Copy the data precisely, keeping every character.

══════════════════════════════

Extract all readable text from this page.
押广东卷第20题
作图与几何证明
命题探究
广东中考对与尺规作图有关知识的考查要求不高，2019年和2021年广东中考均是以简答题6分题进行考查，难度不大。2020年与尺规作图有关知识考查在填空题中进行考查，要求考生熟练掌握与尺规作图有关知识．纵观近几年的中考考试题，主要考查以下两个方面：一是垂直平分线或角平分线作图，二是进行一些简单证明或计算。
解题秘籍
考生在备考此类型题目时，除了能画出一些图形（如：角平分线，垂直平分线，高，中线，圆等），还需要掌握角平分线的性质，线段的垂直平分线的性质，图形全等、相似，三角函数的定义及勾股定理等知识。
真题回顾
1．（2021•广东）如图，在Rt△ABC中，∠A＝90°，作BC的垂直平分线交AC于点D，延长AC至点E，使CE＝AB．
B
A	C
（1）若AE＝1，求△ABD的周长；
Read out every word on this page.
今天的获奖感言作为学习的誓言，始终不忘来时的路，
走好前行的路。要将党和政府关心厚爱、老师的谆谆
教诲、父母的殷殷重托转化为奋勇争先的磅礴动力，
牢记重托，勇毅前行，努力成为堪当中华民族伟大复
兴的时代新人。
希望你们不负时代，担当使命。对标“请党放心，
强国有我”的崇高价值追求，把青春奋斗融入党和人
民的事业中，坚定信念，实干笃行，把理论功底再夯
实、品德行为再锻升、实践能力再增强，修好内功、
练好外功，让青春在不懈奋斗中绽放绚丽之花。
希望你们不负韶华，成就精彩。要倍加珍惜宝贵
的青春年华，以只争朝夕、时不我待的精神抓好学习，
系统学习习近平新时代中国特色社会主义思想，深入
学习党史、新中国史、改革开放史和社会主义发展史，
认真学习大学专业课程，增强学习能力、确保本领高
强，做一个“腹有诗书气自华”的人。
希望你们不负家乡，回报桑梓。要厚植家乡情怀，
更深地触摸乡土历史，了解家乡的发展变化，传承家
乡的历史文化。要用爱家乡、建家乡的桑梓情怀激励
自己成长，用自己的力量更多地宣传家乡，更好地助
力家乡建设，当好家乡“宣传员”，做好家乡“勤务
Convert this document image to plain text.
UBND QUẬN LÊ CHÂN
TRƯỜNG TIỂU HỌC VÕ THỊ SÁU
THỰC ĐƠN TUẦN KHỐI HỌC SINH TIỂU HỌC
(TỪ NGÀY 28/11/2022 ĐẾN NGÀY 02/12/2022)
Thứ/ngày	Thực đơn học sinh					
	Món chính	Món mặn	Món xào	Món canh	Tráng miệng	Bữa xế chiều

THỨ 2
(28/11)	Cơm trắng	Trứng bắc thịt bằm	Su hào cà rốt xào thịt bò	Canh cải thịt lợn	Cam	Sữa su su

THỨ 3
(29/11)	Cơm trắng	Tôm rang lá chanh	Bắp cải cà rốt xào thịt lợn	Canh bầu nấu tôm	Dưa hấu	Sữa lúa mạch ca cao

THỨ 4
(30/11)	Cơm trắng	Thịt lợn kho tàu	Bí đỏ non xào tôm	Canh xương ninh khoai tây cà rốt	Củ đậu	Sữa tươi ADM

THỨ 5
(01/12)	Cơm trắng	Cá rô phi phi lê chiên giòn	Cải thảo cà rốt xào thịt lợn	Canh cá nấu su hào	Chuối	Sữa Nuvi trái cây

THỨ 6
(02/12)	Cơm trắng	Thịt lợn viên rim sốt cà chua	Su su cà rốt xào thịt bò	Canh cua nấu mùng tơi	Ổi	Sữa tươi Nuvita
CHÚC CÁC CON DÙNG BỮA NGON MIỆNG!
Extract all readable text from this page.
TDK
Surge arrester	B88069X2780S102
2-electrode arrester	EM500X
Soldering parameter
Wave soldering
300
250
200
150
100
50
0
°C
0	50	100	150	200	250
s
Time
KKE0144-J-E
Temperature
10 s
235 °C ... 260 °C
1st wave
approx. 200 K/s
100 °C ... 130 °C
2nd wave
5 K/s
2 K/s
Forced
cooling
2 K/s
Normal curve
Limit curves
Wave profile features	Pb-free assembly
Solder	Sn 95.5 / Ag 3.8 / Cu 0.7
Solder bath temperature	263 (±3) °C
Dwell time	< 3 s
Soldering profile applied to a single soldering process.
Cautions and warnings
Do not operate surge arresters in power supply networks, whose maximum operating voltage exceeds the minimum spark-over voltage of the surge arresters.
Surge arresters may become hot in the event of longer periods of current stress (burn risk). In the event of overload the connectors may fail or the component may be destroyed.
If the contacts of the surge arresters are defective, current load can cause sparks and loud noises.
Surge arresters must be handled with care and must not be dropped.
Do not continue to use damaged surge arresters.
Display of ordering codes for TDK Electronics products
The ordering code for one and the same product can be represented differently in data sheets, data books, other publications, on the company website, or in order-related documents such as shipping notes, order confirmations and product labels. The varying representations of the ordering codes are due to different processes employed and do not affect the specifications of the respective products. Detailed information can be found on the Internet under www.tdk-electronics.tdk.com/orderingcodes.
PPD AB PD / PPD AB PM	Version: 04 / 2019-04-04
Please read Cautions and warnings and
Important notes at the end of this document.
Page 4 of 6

══════════════════════════════

◆ SOLUTION:
Extract all readable text from this page.
押广东卷第20题
作图与几何证明
命题探究
广东中考对与尺规作图有关知识的考查要求不高，2019年和2021年广东中考均是以简答题6分题进行考查，难度不大。2020年与尺规作图有关知识考查在填空题中进行考查，要求考生熟练掌握与尺规作图有关知识．纵观近几年的中考考试题，主要考查以下两个方面：一是垂直平分线或角平分线作图，二是进行一些简单证明或计算。
解题秘籍
考生在备考此类型题目时，除了能画出一些图形（如：角平分线，垂直平分线，高，中线，圆等），还需要掌握角平分线的性质，线段的垂直平分线的性质，图形全等、相似，三角函数的定义及勾股定理等知识。
真题回顾
1．（2021•广东）如图，在Rt△ABC中，∠A＝90°，作BC的垂直平分线交AC于点D，延长AC至点E，使CE＝AB．
B
A	C
（1）若AE＝1，求△ABD的周长；
Read out every word on this page.
今天的获奖感言作为学习的誓言，始终不忘来时的路，
走好前行的路。要将党和政府关心厚爱、老师的谆谆
教诲、父母的殷殷重托转化为奋勇争先的磅礴动力，
牢记重托，勇毅前行，努力成为堪当中华民族伟大复
兴的时代新人。
希望你们不负时代，担当使命。对标“请党放心，
强国有我”的崇高价值追求，把青春奋斗融入党和人
民的事业中，坚定信念，实干笃行，把理论功底再夯
实、品德行为再锻升、实践能力再增强，修好内功、
练好外功，让青春在不懈奋斗中绽放绚丽之花。
希望你们不负韶华，成就精彩。要倍加珍惜宝贵
的青春年华，以只争朝夕、时不我待的精神抓好学习，
系统学习习近平新时代中国特色社会主义思想，深入
学习党史、新中国史、改革开放史和社会主义发展史，
认真学习大学专业课程，增强学习能力、确保本领高
强，做一个“腹有诗书气自华”的人。
希望你们不负家乡，回报桑梓。要厚植家乡情怀，
更深地触摸乡土历史，了解家乡的发展变化，传承家
乡的历史文化。要用爱家乡、建家乡的桑梓情怀激励
自己成长，用自己的力量更多地宣传家乡，更好地助
力家乡建设，当好家乡“宣传员”，做好家乡“勤务
Convert this document image to plain text.
UBND QUẬN LÊ CHÂN
TRƯỜNG TIỂU HỌC VÕ THỊ SÁU
THỰC ĐƠN TUẦN KHỐI HỌC SINH TIỂU HỌC
(TỪ NGÀY 28/11/2022 ĐẾN NGÀY 02/12/2022)
Thứ/ngày	Thực đơn học sinh					
	Món chính	Món mặn	Món xào	Món canh	Tráng miệng	Bữa xế chiều

THỨ 2
(28/11)	Cơm trắng	Trứng bắc thịt bằm	Su hào cà rốt xào thịt bò	Canh cải thịt lợn	Cam	Sữa su su

THỨ 3
(29/11)	Cơm trắng	Tôm rang lá chanh	Bắp cải cà rốt xào thịt lợn	Canh bầu nấu tôm	Dưa hấu	Sữa lúa mạch ca cao

THỨ 4
(30/11)	Cơm trắng	Thịt lợn kho tàu	Bí đỏ non xào tôm	Canh xương ninh khoai tây cà rốt	Củ đậu	Sữa tươi ADM

THỨ 5
(01/12)	Cơm trắng	Cá rô phi phi lê chiên giòn	Cải thảo cà rốt xào thịt lợn	Canh cá nấu su hào	Chuối	Sữa Nuvi trái cây

THỨ 6
(02/12)	Cơm trắng	Thịt lợn viên rim sốt cà chua	Su su cà rốt xào thịt bò	Canh cua nấu mùng tơi	Ổi	Sữa tươi Nuvita
CHÚC CÁC CON DÙNG BỮA NGON MIỆNG!
Extract all readable text from this page.
TDK
Surge arrester	B88069X2780S102
2-electrode arrester	EM500X
Soldering parameter
Wave soldering
300
250
200
150
100
50
0
°C
0	50	100	150	200	250
s
Time
KKE0144-J-E
Temperature
10 s
235 °C ... 260 °C
1st wave
approx. 200 K/s
100 °C ... 130 °C
2nd wave
5 K/s
2 K/s
Forced
cooling
2 K/s
Normal curve
Limit curves
Wave profile features	Pb-free assembly
Solder	Sn 95.5 / Ag 3.8 / Cu 0.7
Solder bath temperature	263 (±3) °C
Dwell time	< 3 s
Soldering profile applied to a single soldering process.
Cautions and warnings
Do not operate surge arresters in power supply networks, whose maximum operating voltage exceeds the minimum spark-over voltage of the surge arresters.
Surge arresters may become hot in the event of longer periods of current stress (burn risk). In the event of overload the connectors may fail or the component may be destroyed.
If the contacts of the surge arresters are defective, current load can cause sparks and loud noises.
Surge arresters must be handled with care and must not be dropped.
Do not continue to use damaged surge arresters.
Display of ordering codes for TDK Electronics products
The ordering code for one and the same product can be represented differently in data sheets, data books, other publications, on the company website, or in order-related documents such as shipping notes, order confirmations and product labels. The varying representations of the ordering codes are due to different processes employed and do not affect the specifications of the respective products. Detailed information can be found on the Internet under www.tdk-electronics.tdk.com/orderingcodes.
PPD AB PD / PPD AB PM	Version: 04 / 2019-04-04
Please read Cautions and warnings and
Important notes at the end of this document.
Page 4 of 6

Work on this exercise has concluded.